Task
Retype the whole listing verbatim and keep the pictures out of it.

Given data
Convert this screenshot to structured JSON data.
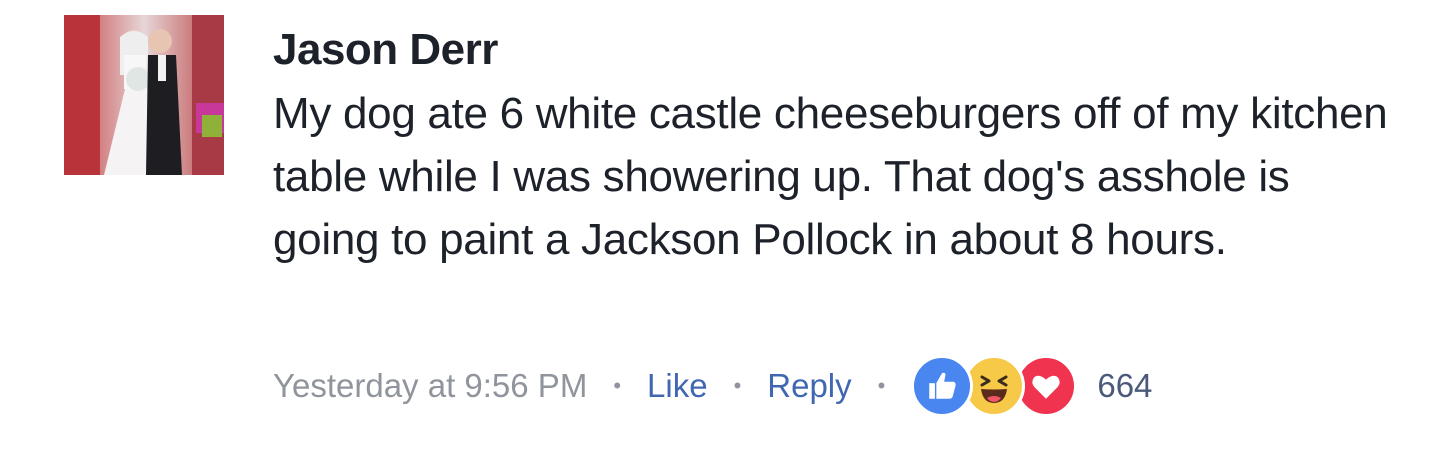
{
  "comment": {
    "author": "Jason Derr",
    "text": "My dog ate 6 white castle cheeseburgers off of my kitchen table while I was showering up. That dog's asshole is going to paint a Jackson Pollock in about 8 hours.",
    "timestamp": "Yesterday at 9:56 PM",
    "like_label": "Like",
    "reply_label": "Reply",
    "separator": "•",
    "reaction_count": "664",
    "reactions": [
      "like-icon",
      "haha-icon",
      "love-icon"
    ]
  },
  "colors": {
    "author": "#1d2129",
    "link": "#4267b2",
    "meta": "#90949c",
    "like_reaction": "#4a86f0",
    "haha_reaction": "#f7c948",
    "love_reaction": "#f0334e"
  }
}
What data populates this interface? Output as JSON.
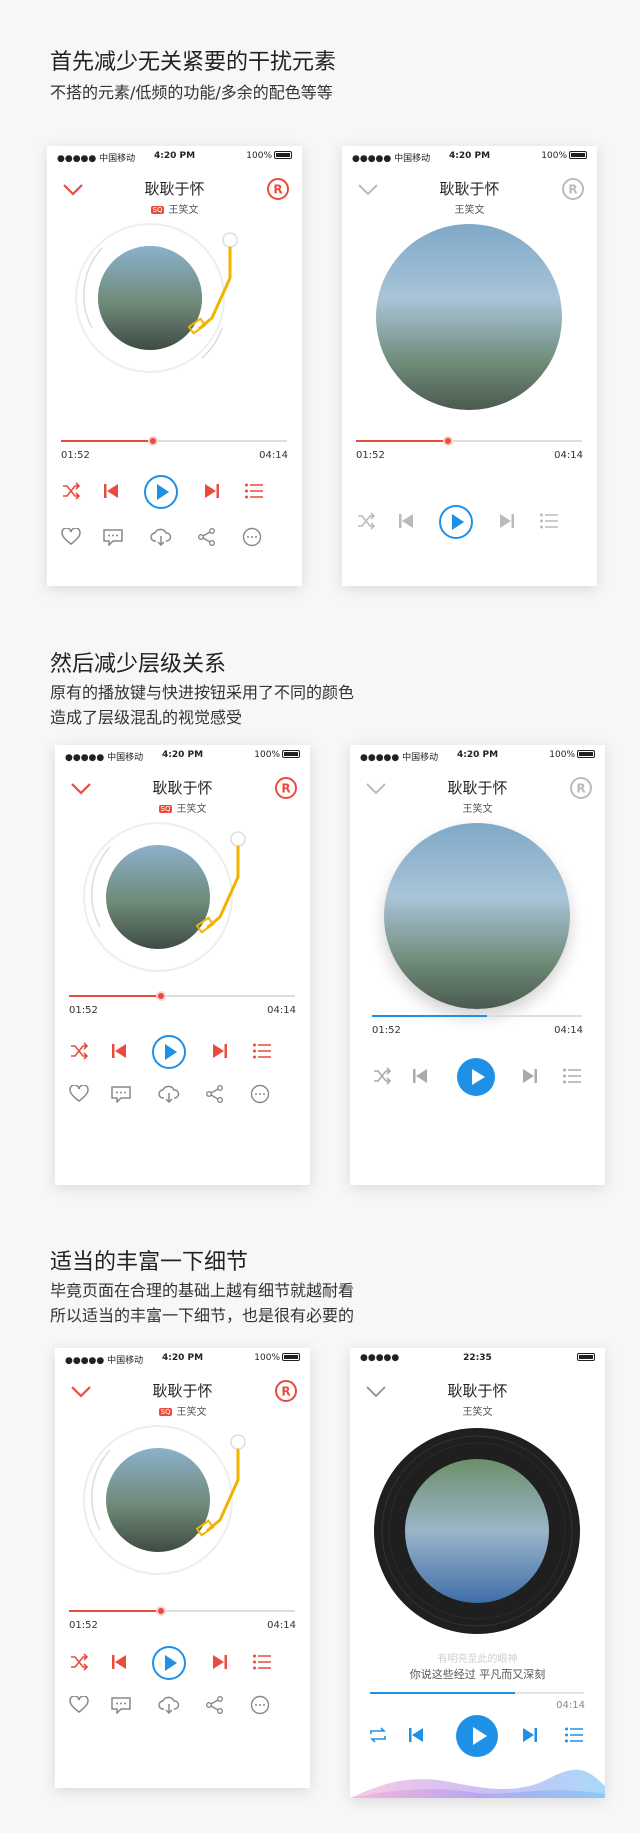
{
  "sections": [
    {
      "title": "首先减少无关紧要的干扰元素",
      "desc": [
        "不搭的元素/低频的功能/多余的配色等等"
      ]
    },
    {
      "title": "然后减少层级关系",
      "desc": [
        "原有的播放键与快进按钮采用了不同的颜色",
        "造成了层级混乱的视觉感受"
      ]
    },
    {
      "title": "适当的丰富一下细节",
      "desc": [
        "毕竟页面在合理的基础上越有细节就越耐看",
        "所以适当的丰富一下细节，也是很有必要的"
      ]
    }
  ],
  "status": {
    "carrier": "●●●●● 中国移动",
    "time": "4:20 PM",
    "battery": "100%"
  },
  "status_final": {
    "carrier": "●●●●●",
    "time": "22:35"
  },
  "song": {
    "title": "耿耿于怀",
    "artist": "王笑文",
    "sq": "SQ",
    "current": "01:52",
    "total": "04:14"
  },
  "lyrics": {
    "line1": "有明亮至此的眼神",
    "line2": "你说这些经过  平凡而又深刻"
  },
  "colors": {
    "accent": "#e84c3d",
    "blue": "#1e90e6",
    "gold": "#f0b400",
    "grey": "#bbbbbb"
  }
}
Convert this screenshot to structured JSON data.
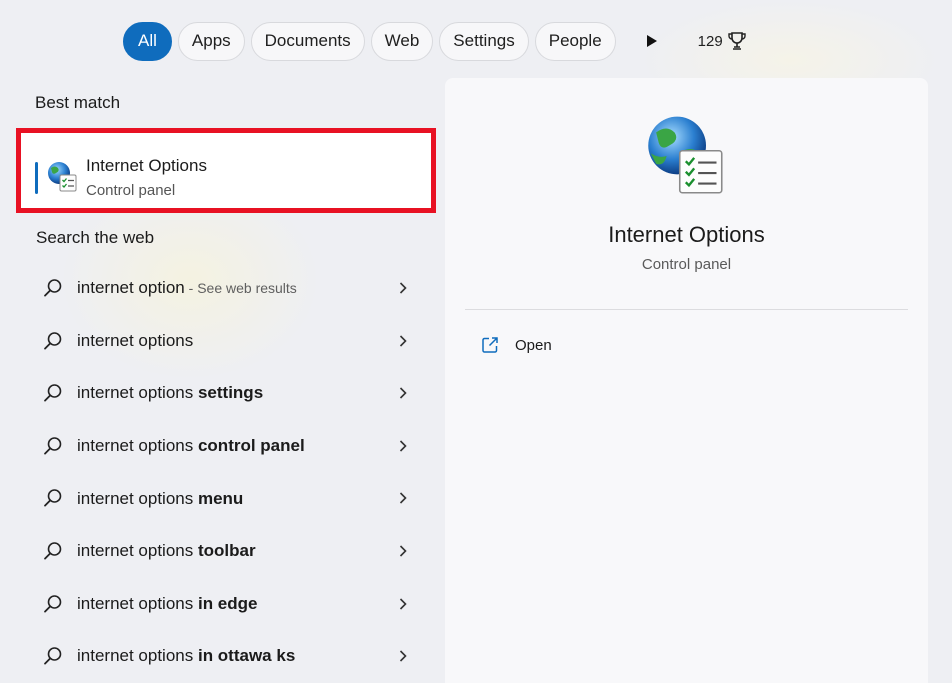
{
  "filters": {
    "tabs": [
      {
        "label": "All",
        "active": true
      },
      {
        "label": "Apps"
      },
      {
        "label": "Documents"
      },
      {
        "label": "Web"
      },
      {
        "label": "Settings"
      },
      {
        "label": "People"
      }
    ],
    "more_icon": "play-icon",
    "points": "129",
    "points_icon": "trophy-icon",
    "accent": "#0f6cbd"
  },
  "best_match": {
    "heading": "Best match",
    "title": "Internet Options",
    "subtitle": "Control panel",
    "highlight_color": "#e81123"
  },
  "web": {
    "heading": "Search the web",
    "items": [
      {
        "prefix": "internet option",
        "bold": "",
        "hint": " - See web results"
      },
      {
        "prefix": "internet options",
        "bold": "",
        "hint": ""
      },
      {
        "prefix": "internet options ",
        "bold": "settings",
        "hint": ""
      },
      {
        "prefix": "internet options ",
        "bold": "control panel",
        "hint": ""
      },
      {
        "prefix": "internet options ",
        "bold": "menu",
        "hint": ""
      },
      {
        "prefix": "internet options ",
        "bold": "toolbar",
        "hint": ""
      },
      {
        "prefix": "internet options ",
        "bold": "in edge",
        "hint": ""
      },
      {
        "prefix": "internet options ",
        "bold": "in ottawa ks",
        "hint": ""
      }
    ]
  },
  "detail": {
    "title": "Internet Options",
    "subtitle": "Control panel",
    "actions": [
      {
        "label": "Open",
        "icon": "open-external-icon"
      }
    ]
  }
}
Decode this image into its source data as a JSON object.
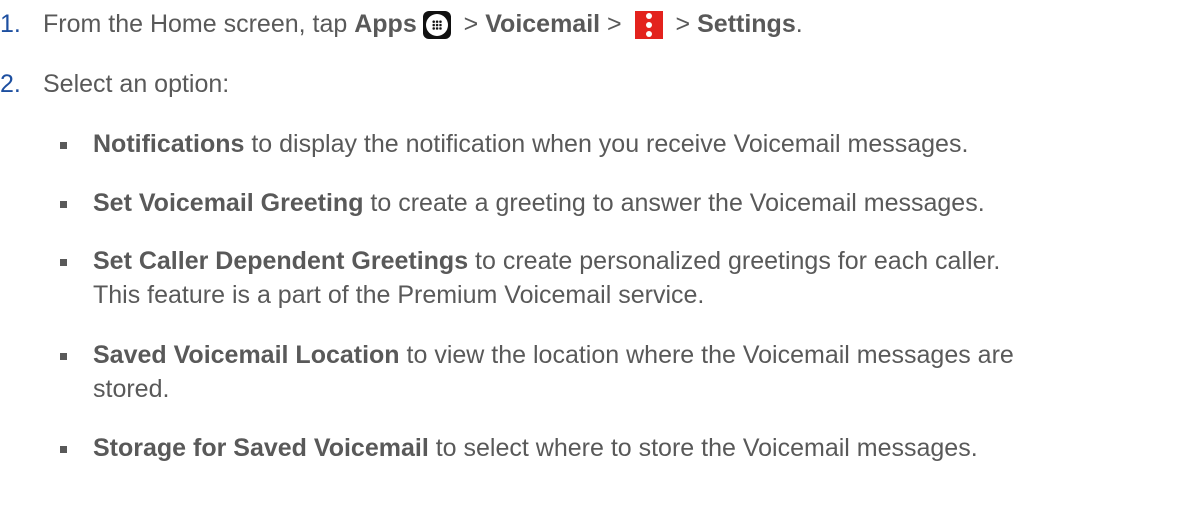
{
  "steps": [
    {
      "num": "1.",
      "pre": "From the Home screen, tap ",
      "apps": "Apps",
      "icon1": "apps-grid-icon",
      "sep1": " > ",
      "voicemail": "Voicemail",
      "sep2": " > ",
      "icon2": "menu-icon",
      "sep3": " > ",
      "settings": "Settings",
      "end": "."
    },
    {
      "num": "2.",
      "text": "Select an option:"
    }
  ],
  "options": [
    {
      "title": "Notifications",
      "desc": " to display the notification when you receive Voicemail messages."
    },
    {
      "title": "Set Voicemail Greeting",
      "desc": " to create a greeting to answer the Voicemail messages."
    },
    {
      "title": "Set Caller Dependent Greetings",
      "desc": " to create personalized greetings for each caller.",
      "desc2": "This feature is a part of the Premium Voicemail service."
    },
    {
      "title": "Saved Voicemail Location",
      "desc": " to view the location where the Voicemail messages are",
      "desc2": "stored."
    },
    {
      "title": "Storage for Saved Voicemail",
      "desc": " to select where to store the Voicemail messages."
    }
  ],
  "colors": {
    "number": "#1d4fa0",
    "text": "#595959",
    "menu_icon_bg": "#e3221d"
  }
}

Answer for the task
Convert this screenshot to structured JSON data.
{
  "comment": {
    "author": "Jason Derr",
    "text": "My dog ate 6 white castle cheeseburgers off of my kitchen table while I was showering up. That dog's asshole is going to paint a Jackson Pollock in about 8 hours.",
    "timestamp": "Yesterday at 9:56 PM",
    "like_label": "Like",
    "reply_label": "Reply",
    "separator": "•",
    "reaction_count": "664",
    "reactions": [
      "like-icon",
      "haha-icon",
      "love-icon"
    ]
  },
  "colors": {
    "author": "#1d2129",
    "link": "#4267b2",
    "meta": "#90949c",
    "like_reaction": "#4a86f0",
    "haha_reaction": "#f7c948",
    "love_reaction": "#f0334e"
  }
}
What data populates this interface? Output as JSON.
{
  "sections": [
    {
      "title": "首先减少无关紧要的干扰元素",
      "desc": [
        "不搭的元素/低频的功能/多余的配色等等"
      ]
    },
    {
      "title": "然后减少层级关系",
      "desc": [
        "原有的播放键与快进按钮采用了不同的颜色",
        "造成了层级混乱的视觉感受"
      ]
    },
    {
      "title": "适当的丰富一下细节",
      "desc": [
        "毕竟页面在合理的基础上越有细节就越耐看",
        "所以适当的丰富一下细节，也是很有必要的"
      ]
    }
  ],
  "status": {
    "carrier": "●●●●● 中国移动",
    "time": "4:20 PM",
    "battery": "100%"
  },
  "status_final": {
    "carrier": "●●●●●",
    "time": "22:35"
  },
  "song": {
    "title": "耿耿于怀",
    "artist": "王笑文",
    "sq": "SQ",
    "current": "01:52",
    "total": "04:14"
  },
  "lyrics": {
    "line1": "有明亮至此的眼神",
    "line2": "你说这些经过  平凡而又深刻"
  },
  "colors": {
    "accent": "#e84c3d",
    "blue": "#1e90e6",
    "gold": "#f0b400",
    "grey": "#bbbbbb"
  }
}
Convert this screenshot to structured JSON data.
{
  "filters": {
    "tabs": [
      {
        "label": "All",
        "active": true
      },
      {
        "label": "Apps"
      },
      {
        "label": "Documents"
      },
      {
        "label": "Web"
      },
      {
        "label": "Settings"
      },
      {
        "label": "People"
      }
    ],
    "more_icon": "play-icon",
    "points": "129",
    "points_icon": "trophy-icon",
    "accent": "#0f6cbd"
  },
  "best_match": {
    "heading": "Best match",
    "title": "Internet Options",
    "subtitle": "Control panel",
    "highlight_color": "#e81123"
  },
  "web": {
    "heading": "Search the web",
    "items": [
      {
        "prefix": "internet option",
        "bold": "",
        "hint": " - See web results"
      },
      {
        "prefix": "internet options",
        "bold": "",
        "hint": ""
      },
      {
        "prefix": "internet options ",
        "bold": "settings",
        "hint": ""
      },
      {
        "prefix": "internet options ",
        "bold": "control panel",
        "hint": ""
      },
      {
        "prefix": "internet options ",
        "bold": "menu",
        "hint": ""
      },
      {
        "prefix": "internet options ",
        "bold": "toolbar",
        "hint": ""
      },
      {
        "prefix": "internet options ",
        "bold": "in edge",
        "hint": ""
      },
      {
        "prefix": "internet options ",
        "bold": "in ottawa ks",
        "hint": ""
      }
    ]
  },
  "detail": {
    "title": "Internet Options",
    "subtitle": "Control panel",
    "actions": [
      {
        "label": "Open",
        "icon": "open-external-icon"
      }
    ]
  }
}
Decode this image into its source data as a JSON object.
{
  "steps": [
    {
      "num": "1.",
      "pre": "From the Home screen, tap ",
      "apps": "Apps",
      "icon1": "apps-grid-icon",
      "sep1": " > ",
      "voicemail": "Voicemail",
      "sep2": " > ",
      "icon2": "menu-icon",
      "sep3": " > ",
      "settings": "Settings",
      "end": "."
    },
    {
      "num": "2.",
      "text": "Select an option:"
    }
  ],
  "options": [
    {
      "title": "Notifications",
      "desc": " to display the notification when you receive Voicemail messages."
    },
    {
      "title": "Set Voicemail Greeting",
      "desc": " to create a greeting to answer the Voicemail messages."
    },
    {
      "title": "Set Caller Dependent Greetings",
      "desc": " to create personalized greetings for each caller.",
      "desc2": "This feature is a part of the Premium Voicemail service."
    },
    {
      "title": "Saved Voicemail Location",
      "desc": " to view the location where the Voicemail messages are",
      "desc2": "stored."
    },
    {
      "title": "Storage for Saved Voicemail",
      "desc": " to select where to store the Voicemail messages."
    }
  ],
  "colors": {
    "number": "#1d4fa0",
    "text": "#595959",
    "menu_icon_bg": "#e3221d"
  }
}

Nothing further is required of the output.